## Data records
╔══
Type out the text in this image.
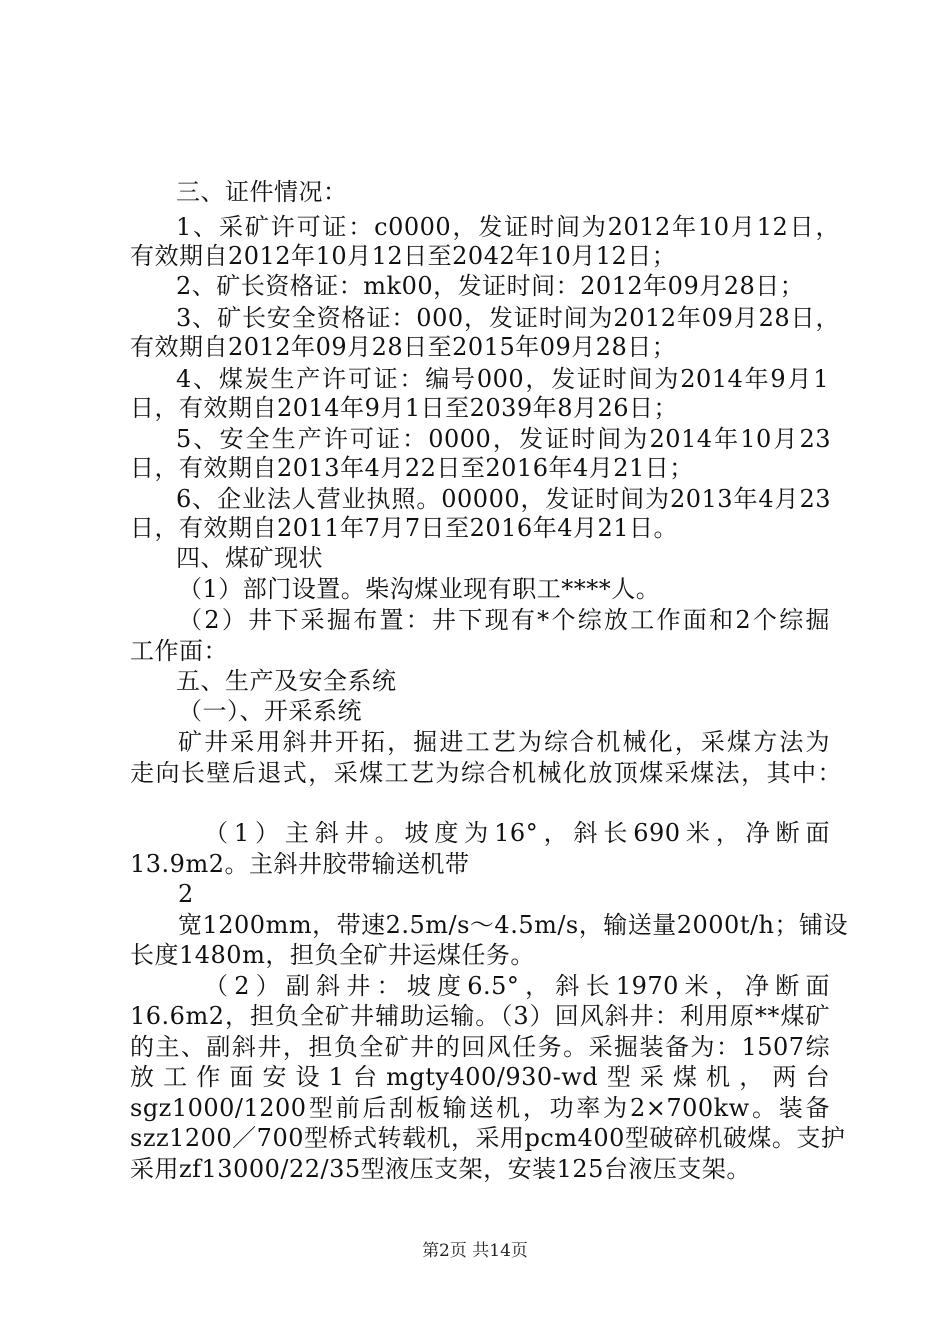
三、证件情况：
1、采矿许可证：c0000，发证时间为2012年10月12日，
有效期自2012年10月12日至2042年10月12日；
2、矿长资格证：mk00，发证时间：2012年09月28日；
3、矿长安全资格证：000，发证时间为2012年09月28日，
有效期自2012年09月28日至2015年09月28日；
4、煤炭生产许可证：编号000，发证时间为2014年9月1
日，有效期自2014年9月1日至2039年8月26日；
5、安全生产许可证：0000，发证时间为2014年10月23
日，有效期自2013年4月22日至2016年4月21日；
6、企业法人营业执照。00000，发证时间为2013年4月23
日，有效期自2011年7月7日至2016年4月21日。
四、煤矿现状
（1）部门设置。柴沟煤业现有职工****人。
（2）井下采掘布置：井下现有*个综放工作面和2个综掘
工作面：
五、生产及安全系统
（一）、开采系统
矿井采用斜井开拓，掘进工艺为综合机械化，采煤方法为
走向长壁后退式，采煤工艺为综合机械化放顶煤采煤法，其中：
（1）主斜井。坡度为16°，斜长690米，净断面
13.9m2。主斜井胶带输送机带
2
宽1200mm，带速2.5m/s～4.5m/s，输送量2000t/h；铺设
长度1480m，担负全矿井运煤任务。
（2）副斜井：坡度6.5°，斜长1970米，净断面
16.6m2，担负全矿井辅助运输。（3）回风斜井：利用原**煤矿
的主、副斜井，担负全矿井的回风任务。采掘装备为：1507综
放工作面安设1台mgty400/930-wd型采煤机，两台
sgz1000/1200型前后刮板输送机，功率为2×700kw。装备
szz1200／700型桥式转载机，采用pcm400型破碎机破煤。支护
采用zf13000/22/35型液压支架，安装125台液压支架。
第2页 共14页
╚══
## Exercise objective
Retype the whole listing exactly and leave the pictures out.

## The completed task
Type out the text in this image.
三、证件情况：
1、采矿许可证：c0000，发证时间为2012年10月12日，
有效期自2012年10月12日至2042年10月12日；
2、矿长资格证：mk00，发证时间：2012年09月28日；
3、矿长安全资格证：000，发证时间为2012年09月28日，
有效期自2012年09月28日至2015年09月28日；
4、煤炭生产许可证：编号000，发证时间为2014年9月1
日，有效期自2014年9月1日至2039年8月26日；
5、安全生产许可证：0000，发证时间为2014年10月23
日，有效期自2013年4月22日至2016年4月21日；
6、企业法人营业执照。00000，发证时间为2013年4月23
日，有效期自2011年7月7日至2016年4月21日。
四、煤矿现状
（1）部门设置。柴沟煤业现有职工****人。
（2）井下采掘布置：井下现有*个综放工作面和2个综掘
工作面：
五、生产及安全系统
（一）、开采系统
矿井采用斜井开拓，掘进工艺为综合机械化，采煤方法为
走向长壁后退式，采煤工艺为综合机械化放顶煤采煤法，其中：
（1）主斜井。坡度为16°，斜长690米，净断面
13.9m2。主斜井胶带输送机带
2
宽1200mm，带速2.5m/s～4.5m/s，输送量2000t/h；铺设
长度1480m，担负全矿井运煤任务。
（2）副斜井：坡度6.5°，斜长1970米，净断面
16.6m2，担负全矿井辅助运输。（3）回风斜井：利用原**煤矿
的主、副斜井，担负全矿井的回风任务。采掘装备为：1507综
放工作面安设1台mgty400/930-wd型采煤机，两台
sgz1000/1200型前后刮板输送机，功率为2×700kw。装备
szz1200／700型桥式转载机，采用pcm400型破碎机破煤。支护
采用zf13000/22/35型液压支架，安装125台液压支架。
第2页 共14页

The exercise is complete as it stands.